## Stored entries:
>> Start
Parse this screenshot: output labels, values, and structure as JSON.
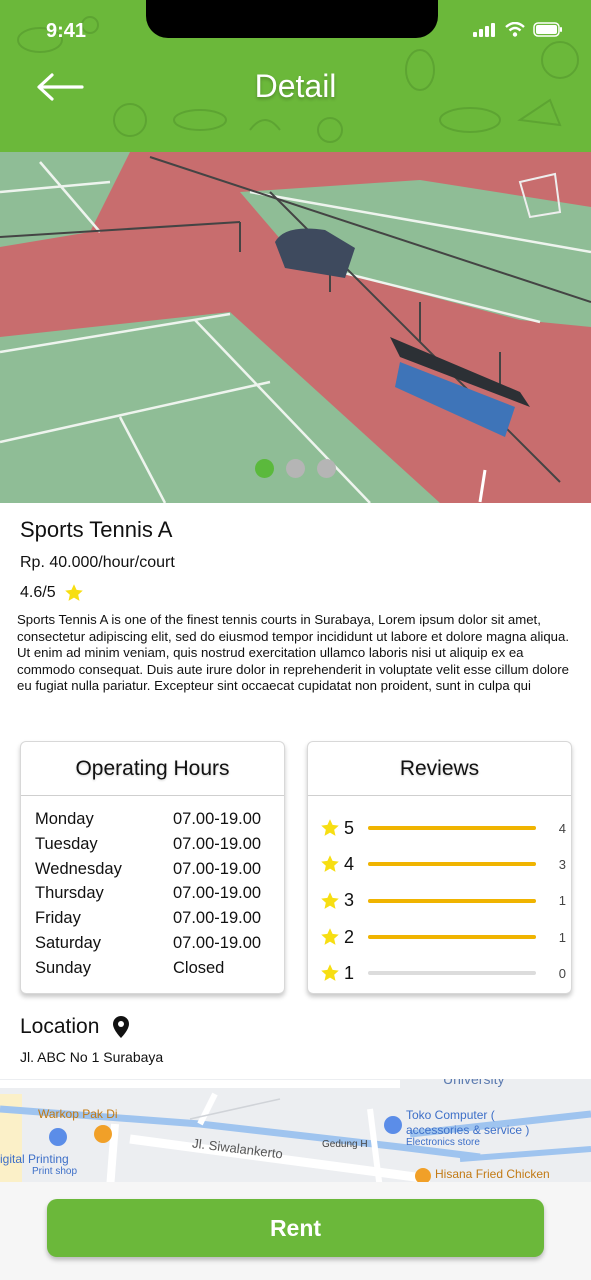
{
  "status_bar": {
    "time": "9:41"
  },
  "header": {
    "title": "Detail",
    "back_icon": "arrow-left-icon",
    "accent": "#6bb83a"
  },
  "hero": {
    "slide_count": 3,
    "active_slide": 1,
    "active_color": "#5bb93c"
  },
  "venue": {
    "name": "Sports Tennis A",
    "price": "Rp. 40.000/hour/court",
    "rating": "4.6/5",
    "description": "Sports Tennis A is one of the finest tennis courts in Surabaya, Lorem ipsum dolor sit amet, consectetur adipiscing elit, sed do eiusmod tempor incididunt ut labore et dolore magna aliqua. Ut enim ad minim veniam, quis nostrud exercitation ullamco laboris nisi ut aliquip ex ea commodo consequat. Duis aute irure dolor in reprehenderit in voluptate velit esse cillum dolore eu fugiat nulla pariatur. Excepteur sint occaecat cupidatat non proident, sunt in culpa qui"
  },
  "operating_hours": {
    "title": "Operating Hours",
    "rows": [
      {
        "day": "Monday",
        "hours": "07.00-19.00"
      },
      {
        "day": "Tuesday",
        "hours": "07.00-19.00"
      },
      {
        "day": "Wednesday",
        "hours": "07.00-19.00"
      },
      {
        "day": "Thursday",
        "hours": "07.00-19.00"
      },
      {
        "day": "Friday",
        "hours": "07.00-19.00"
      },
      {
        "day": "Saturday",
        "hours": "07.00-19.00"
      },
      {
        "day": "Sunday",
        "hours": "Closed"
      }
    ]
  },
  "reviews": {
    "title": "Reviews",
    "bar_color": "#f0b400",
    "rows": [
      {
        "stars": "5",
        "count": "4",
        "fill": 1.0
      },
      {
        "stars": "4",
        "count": "3",
        "fill": 1.0
      },
      {
        "stars": "3",
        "count": "1",
        "fill": 1.0
      },
      {
        "stars": "2",
        "count": "1",
        "fill": 1.0
      },
      {
        "stars": "1",
        "count": "0",
        "fill": 0.0
      }
    ]
  },
  "location": {
    "title": "Location",
    "address": "Jl. ABC No 1 Surabaya",
    "map_labels": {
      "university": "University",
      "warkop": "Warkop Pak Di",
      "toko": "Toko Computer (",
      "toko2": "accessories & service )",
      "electronics": "Electronics store",
      "street": "Jl. Siwalankerto",
      "gedung": "Gedung H",
      "printing": "igital Printing",
      "print_shop": "Print shop",
      "hisana": "Hisana Fried Chicken"
    }
  },
  "actions": {
    "rent_label": "Rent"
  }
}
>> End
## Goal:
Every line is to be duplicated exactly, though pictures stay out.

## Completed exercise:
Parse this screenshot: output labels, values, and structure as JSON.
{
  "status_bar": {
    "time": "9:41"
  },
  "header": {
    "title": "Detail",
    "back_icon": "arrow-left-icon",
    "accent": "#6bb83a"
  },
  "hero": {
    "slide_count": 3,
    "active_slide": 1,
    "active_color": "#5bb93c"
  },
  "venue": {
    "name": "Sports Tennis A",
    "price": "Rp. 40.000/hour/court",
    "rating": "4.6/5",
    "description": "Sports Tennis A is one of the finest tennis courts in Surabaya, Lorem ipsum dolor sit amet, consectetur adipiscing elit, sed do eiusmod tempor incididunt ut labore et dolore magna aliqua. Ut enim ad minim veniam, quis nostrud exercitation ullamco laboris nisi ut aliquip ex ea commodo consequat. Duis aute irure dolor in reprehenderit in voluptate velit esse cillum dolore eu fugiat nulla pariatur. Excepteur sint occaecat cupidatat non proident, sunt in culpa qui"
  },
  "operating_hours": {
    "title": "Operating Hours",
    "rows": [
      {
        "day": "Monday",
        "hours": "07.00-19.00"
      },
      {
        "day": "Tuesday",
        "hours": "07.00-19.00"
      },
      {
        "day": "Wednesday",
        "hours": "07.00-19.00"
      },
      {
        "day": "Thursday",
        "hours": "07.00-19.00"
      },
      {
        "day": "Friday",
        "hours": "07.00-19.00"
      },
      {
        "day": "Saturday",
        "hours": "07.00-19.00"
      },
      {
        "day": "Sunday",
        "hours": "Closed"
      }
    ]
  },
  "reviews": {
    "title": "Reviews",
    "bar_color": "#f0b400",
    "rows": [
      {
        "stars": "5",
        "count": "4",
        "fill": 1.0
      },
      {
        "stars": "4",
        "count": "3",
        "fill": 1.0
      },
      {
        "stars": "3",
        "count": "1",
        "fill": 1.0
      },
      {
        "stars": "2",
        "count": "1",
        "fill": 1.0
      },
      {
        "stars": "1",
        "count": "0",
        "fill": 0.0
      }
    ]
  },
  "location": {
    "title": "Location",
    "address": "Jl. ABC No 1 Surabaya",
    "map_labels": {
      "university": "University",
      "warkop": "Warkop Pak Di",
      "toko": "Toko Computer (",
      "toko2": "accessories & service )",
      "electronics": "Electronics store",
      "street": "Jl. Siwalankerto",
      "gedung": "Gedung H",
      "printing": "igital Printing",
      "print_shop": "Print shop",
      "hisana": "Hisana Fried Chicken"
    }
  },
  "actions": {
    "rent_label": "Rent"
  }
}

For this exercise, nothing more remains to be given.